# Task brief:
Write out the whole of the material exactly.

# Dataset:
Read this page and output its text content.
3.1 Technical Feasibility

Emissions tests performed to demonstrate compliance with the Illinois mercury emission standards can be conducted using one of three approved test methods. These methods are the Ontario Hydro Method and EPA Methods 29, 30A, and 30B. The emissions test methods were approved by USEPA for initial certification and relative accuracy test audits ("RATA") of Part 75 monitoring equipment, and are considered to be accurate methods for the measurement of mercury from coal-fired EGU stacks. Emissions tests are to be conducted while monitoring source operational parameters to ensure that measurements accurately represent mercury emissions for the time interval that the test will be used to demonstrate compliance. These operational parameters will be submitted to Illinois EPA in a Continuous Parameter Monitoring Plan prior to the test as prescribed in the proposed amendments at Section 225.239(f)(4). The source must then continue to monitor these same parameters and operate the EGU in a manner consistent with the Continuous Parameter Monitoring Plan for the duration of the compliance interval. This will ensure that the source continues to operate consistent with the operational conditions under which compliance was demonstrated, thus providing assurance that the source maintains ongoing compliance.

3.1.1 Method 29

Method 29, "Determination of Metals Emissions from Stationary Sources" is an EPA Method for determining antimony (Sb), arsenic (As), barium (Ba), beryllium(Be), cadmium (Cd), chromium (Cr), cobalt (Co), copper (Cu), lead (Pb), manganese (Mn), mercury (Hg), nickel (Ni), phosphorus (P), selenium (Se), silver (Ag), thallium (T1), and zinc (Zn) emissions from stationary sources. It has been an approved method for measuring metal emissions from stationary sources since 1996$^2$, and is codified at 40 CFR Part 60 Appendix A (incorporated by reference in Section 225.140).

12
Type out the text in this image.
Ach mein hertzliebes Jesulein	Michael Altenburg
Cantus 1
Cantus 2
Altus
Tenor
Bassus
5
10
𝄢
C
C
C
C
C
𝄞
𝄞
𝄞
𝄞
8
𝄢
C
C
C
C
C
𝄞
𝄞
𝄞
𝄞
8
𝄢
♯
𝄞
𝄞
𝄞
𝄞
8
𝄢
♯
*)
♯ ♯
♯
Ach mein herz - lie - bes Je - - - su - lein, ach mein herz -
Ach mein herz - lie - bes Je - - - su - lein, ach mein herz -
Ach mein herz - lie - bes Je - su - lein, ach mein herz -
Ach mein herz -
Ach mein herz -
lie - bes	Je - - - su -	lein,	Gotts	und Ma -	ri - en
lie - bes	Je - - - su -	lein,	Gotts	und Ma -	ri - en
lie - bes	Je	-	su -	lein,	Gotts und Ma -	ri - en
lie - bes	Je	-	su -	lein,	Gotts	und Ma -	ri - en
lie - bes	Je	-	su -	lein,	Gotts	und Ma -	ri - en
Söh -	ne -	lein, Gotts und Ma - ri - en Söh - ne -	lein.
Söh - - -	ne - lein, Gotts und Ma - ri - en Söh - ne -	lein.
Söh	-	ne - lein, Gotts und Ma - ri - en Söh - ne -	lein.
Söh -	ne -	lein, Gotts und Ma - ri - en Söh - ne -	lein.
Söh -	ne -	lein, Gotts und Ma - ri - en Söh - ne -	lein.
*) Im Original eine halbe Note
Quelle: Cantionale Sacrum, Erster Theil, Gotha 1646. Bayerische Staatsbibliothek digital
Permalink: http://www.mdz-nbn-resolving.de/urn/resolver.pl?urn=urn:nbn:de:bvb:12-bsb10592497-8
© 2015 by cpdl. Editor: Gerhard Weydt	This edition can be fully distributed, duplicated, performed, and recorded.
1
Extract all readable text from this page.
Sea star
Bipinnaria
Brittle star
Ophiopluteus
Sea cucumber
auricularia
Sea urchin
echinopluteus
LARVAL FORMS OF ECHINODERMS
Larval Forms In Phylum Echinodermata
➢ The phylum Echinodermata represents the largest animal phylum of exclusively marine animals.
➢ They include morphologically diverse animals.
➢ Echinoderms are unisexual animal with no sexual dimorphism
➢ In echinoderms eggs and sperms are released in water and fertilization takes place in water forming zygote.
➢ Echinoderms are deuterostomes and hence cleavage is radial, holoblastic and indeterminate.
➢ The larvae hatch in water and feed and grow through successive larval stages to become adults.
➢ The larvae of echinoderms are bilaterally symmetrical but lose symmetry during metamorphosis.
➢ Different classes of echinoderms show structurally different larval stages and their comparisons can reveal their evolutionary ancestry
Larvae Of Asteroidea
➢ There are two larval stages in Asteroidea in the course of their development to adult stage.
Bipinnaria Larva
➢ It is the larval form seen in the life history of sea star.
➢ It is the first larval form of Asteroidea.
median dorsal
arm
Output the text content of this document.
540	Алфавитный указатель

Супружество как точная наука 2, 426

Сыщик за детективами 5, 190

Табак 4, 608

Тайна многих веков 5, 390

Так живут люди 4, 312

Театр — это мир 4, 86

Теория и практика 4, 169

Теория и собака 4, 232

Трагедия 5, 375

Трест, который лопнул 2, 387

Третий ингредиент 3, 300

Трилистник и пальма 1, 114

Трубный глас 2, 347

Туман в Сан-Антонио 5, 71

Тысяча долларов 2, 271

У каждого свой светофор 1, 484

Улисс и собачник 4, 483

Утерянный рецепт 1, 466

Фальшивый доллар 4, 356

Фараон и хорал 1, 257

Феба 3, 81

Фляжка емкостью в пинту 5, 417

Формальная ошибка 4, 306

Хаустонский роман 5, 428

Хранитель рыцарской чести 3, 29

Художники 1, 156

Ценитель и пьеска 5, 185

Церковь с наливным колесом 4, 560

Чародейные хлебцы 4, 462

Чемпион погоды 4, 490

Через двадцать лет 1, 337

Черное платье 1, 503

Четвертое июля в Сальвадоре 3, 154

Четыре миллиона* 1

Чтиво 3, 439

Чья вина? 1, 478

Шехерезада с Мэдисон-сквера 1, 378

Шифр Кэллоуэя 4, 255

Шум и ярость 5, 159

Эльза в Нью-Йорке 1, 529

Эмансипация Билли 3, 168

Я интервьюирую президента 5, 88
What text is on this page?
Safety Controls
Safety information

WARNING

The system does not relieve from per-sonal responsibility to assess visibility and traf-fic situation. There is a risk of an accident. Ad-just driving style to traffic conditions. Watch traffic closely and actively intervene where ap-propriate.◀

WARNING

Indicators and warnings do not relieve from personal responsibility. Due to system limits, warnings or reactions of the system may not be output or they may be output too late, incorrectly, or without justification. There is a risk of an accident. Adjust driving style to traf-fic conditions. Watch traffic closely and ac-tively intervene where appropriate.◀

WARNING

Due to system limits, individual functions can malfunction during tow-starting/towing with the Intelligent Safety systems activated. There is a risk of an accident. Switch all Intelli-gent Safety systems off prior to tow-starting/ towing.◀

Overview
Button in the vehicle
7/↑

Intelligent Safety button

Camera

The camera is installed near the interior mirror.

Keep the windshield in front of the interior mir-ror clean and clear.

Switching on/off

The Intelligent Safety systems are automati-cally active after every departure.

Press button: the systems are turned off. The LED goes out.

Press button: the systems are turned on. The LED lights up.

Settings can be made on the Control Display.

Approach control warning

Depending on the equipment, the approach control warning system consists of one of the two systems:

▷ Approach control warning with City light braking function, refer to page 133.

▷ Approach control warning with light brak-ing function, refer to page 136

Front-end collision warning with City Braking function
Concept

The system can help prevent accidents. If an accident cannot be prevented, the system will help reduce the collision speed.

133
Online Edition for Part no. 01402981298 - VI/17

# Full answer:
Read this page and output its text content.
3.1 Technical Feasibility

Emissions tests performed to demonstrate compliance with the Illinois mercury emission standards can be conducted using one of three approved test methods. These methods are the Ontario Hydro Method and EPA Methods 29, 30A, and 30B. The emissions test methods were approved by USEPA for initial certification and relative accuracy test audits ("RATA") of Part 75 monitoring equipment, and are considered to be accurate methods for the measurement of mercury from coal-fired EGU stacks. Emissions tests are to be conducted while monitoring source operational parameters to ensure that measurements accurately represent mercury emissions for the time interval that the test will be used to demonstrate compliance. These operational parameters will be submitted to Illinois EPA in a Continuous Parameter Monitoring Plan prior to the test as prescribed in the proposed amendments at Section 225.239(f)(4). The source must then continue to monitor these same parameters and operate the EGU in a manner consistent with the Continuous Parameter Monitoring Plan for the duration of the compliance interval. This will ensure that the source continues to operate consistent with the operational conditions under which compliance was demonstrated, thus providing assurance that the source maintains ongoing compliance.

3.1.1 Method 29

Method 29, "Determination of Metals Emissions from Stationary Sources" is an EPA Method for determining antimony (Sb), arsenic (As), barium (Ba), beryllium(Be), cadmium (Cd), chromium (Cr), cobalt (Co), copper (Cu), lead (Pb), manganese (Mn), mercury (Hg), nickel (Ni), phosphorus (P), selenium (Se), silver (Ag), thallium (T1), and zinc (Zn) emissions from stationary sources. It has been an approved method for measuring metal emissions from stationary sources since 1996$^2$, and is codified at 40 CFR Part 60 Appendix A (incorporated by reference in Section 225.140).

12
Type out the text in this image.
Ach mein hertzliebes Jesulein	Michael Altenburg
Cantus 1
Cantus 2
Altus
Tenor
Bassus
5
10
𝄢
C
C
C
C
C
𝄞
𝄞
𝄞
𝄞
8
𝄢
C
C
C
C
C
𝄞
𝄞
𝄞
𝄞
8
𝄢
♯
𝄞
𝄞
𝄞
𝄞
8
𝄢
♯
*)
♯ ♯
♯
Ach mein herz - lie - bes Je - - - su - lein, ach mein herz -
Ach mein herz - lie - bes Je - - - su - lein, ach mein herz -
Ach mein herz - lie - bes Je - su - lein, ach mein herz -
Ach mein herz -
Ach mein herz -
lie - bes	Je - - - su -	lein,	Gotts	und Ma -	ri - en
lie - bes	Je - - - su -	lein,	Gotts	und Ma -	ri - en
lie - bes	Je	-	su -	lein,	Gotts und Ma -	ri - en
lie - bes	Je	-	su -	lein,	Gotts	und Ma -	ri - en
lie - bes	Je	-	su -	lein,	Gotts	und Ma -	ri - en
Söh -	ne -	lein, Gotts und Ma - ri - en Söh - ne -	lein.
Söh - - -	ne - lein, Gotts und Ma - ri - en Söh - ne -	lein.
Söh	-	ne - lein, Gotts und Ma - ri - en Söh - ne -	lein.
Söh -	ne -	lein, Gotts und Ma - ri - en Söh - ne -	lein.
Söh -	ne -	lein, Gotts und Ma - ri - en Söh - ne -	lein.
*) Im Original eine halbe Note
Quelle: Cantionale Sacrum, Erster Theil, Gotha 1646. Bayerische Staatsbibliothek digital
Permalink: http://www.mdz-nbn-resolving.de/urn/resolver.pl?urn=urn:nbn:de:bvb:12-bsb10592497-8
© 2015 by cpdl. Editor: Gerhard Weydt	This edition can be fully distributed, duplicated, performed, and recorded.
1
Extract all readable text from this page.
Sea star
Bipinnaria
Brittle star
Ophiopluteus
Sea cucumber
auricularia
Sea urchin
echinopluteus
LARVAL FORMS OF ECHINODERMS
Larval Forms In Phylum Echinodermata
➢ The phylum Echinodermata represents the largest animal phylum of exclusively marine animals.
➢ They include morphologically diverse animals.
➢ Echinoderms are unisexual animal with no sexual dimorphism
➢ In echinoderms eggs and sperms are released in water and fertilization takes place in water forming zygote.
➢ Echinoderms are deuterostomes and hence cleavage is radial, holoblastic and indeterminate.
➢ The larvae hatch in water and feed and grow through successive larval stages to become adults.
➢ The larvae of echinoderms are bilaterally symmetrical but lose symmetry during metamorphosis.
➢ Different classes of echinoderms show structurally different larval stages and their comparisons can reveal their evolutionary ancestry
Larvae Of Asteroidea
➢ There are two larval stages in Asteroidea in the course of their development to adult stage.
Bipinnaria Larva
➢ It is the larval form seen in the life history of sea star.
➢ It is the first larval form of Asteroidea.
median dorsal
arm
Output the text content of this document.
540	Алфавитный указатель

Супружество как точная наука 2, 426

Сыщик за детективами 5, 190

Табак 4, 608

Тайна многих веков 5, 390

Так живут люди 4, 312

Театр — это мир 4, 86

Теория и практика 4, 169

Теория и собака 4, 232

Трагедия 5, 375

Трест, который лопнул 2, 387

Третий ингредиент 3, 300

Трилистник и пальма 1, 114

Трубный глас 2, 347

Туман в Сан-Антонио 5, 71

Тысяча долларов 2, 271

У каждого свой светофор 1, 484

Улисс и собачник 4, 483

Утерянный рецепт 1, 466

Фальшивый доллар 4, 356

Фараон и хорал 1, 257

Феба 3, 81

Фляжка емкостью в пинту 5, 417

Формальная ошибка 4, 306

Хаустонский роман 5, 428

Хранитель рыцарской чести 3, 29

Художники 1, 156

Ценитель и пьеска 5, 185

Церковь с наливным колесом 4, 560

Чародейные хлебцы 4, 462

Чемпион погоды 4, 490

Через двадцать лет 1, 337

Черное платье 1, 503

Четвертое июля в Сальвадоре 3, 154

Четыре миллиона* 1

Чтиво 3, 439

Чья вина? 1, 478

Шехерезада с Мэдисон-сквера 1, 378

Шифр Кэллоуэя 4, 255

Шум и ярость 5, 159

Эльза в Нью-Йорке 1, 529

Эмансипация Билли 3, 168

Я интервьюирую президента 5, 88
What text is on this page?
Safety Controls
Safety information

WARNING

The system does not relieve from per-sonal responsibility to assess visibility and traf-fic situation. There is a risk of an accident. Ad-just driving style to traffic conditions. Watch traffic closely and actively intervene where ap-propriate.◀

WARNING

Indicators and warnings do not relieve from personal responsibility. Due to system limits, warnings or reactions of the system may not be output or they may be output too late, incorrectly, or without justification. There is a risk of an accident. Adjust driving style to traf-fic conditions. Watch traffic closely and ac-tively intervene where appropriate.◀

WARNING

Due to system limits, individual functions can malfunction during tow-starting/towing with the Intelligent Safety systems activated. There is a risk of an accident. Switch all Intelli-gent Safety systems off prior to tow-starting/ towing.◀

Overview
Button in the vehicle
7/↑

Intelligent Safety button

Camera

The camera is installed near the interior mirror.

Keep the windshield in front of the interior mir-ror clean and clear.

Switching on/off

The Intelligent Safety systems are automati-cally active after every departure.

Press button: the systems are turned off. The LED goes out.

Press button: the systems are turned on. The LED lights up.

Settings can be made on the Control Display.

Approach control warning

Depending on the equipment, the approach control warning system consists of one of the two systems:

▷ Approach control warning with City light braking function, refer to page 133.

▷ Approach control warning with light brak-ing function, refer to page 136

Front-end collision warning with City Braking function
Concept

The system can help prevent accidents. If an accident cannot be prevented, the system will help reduce the collision speed.

133
Online Edition for Part no. 01402981298 - VI/17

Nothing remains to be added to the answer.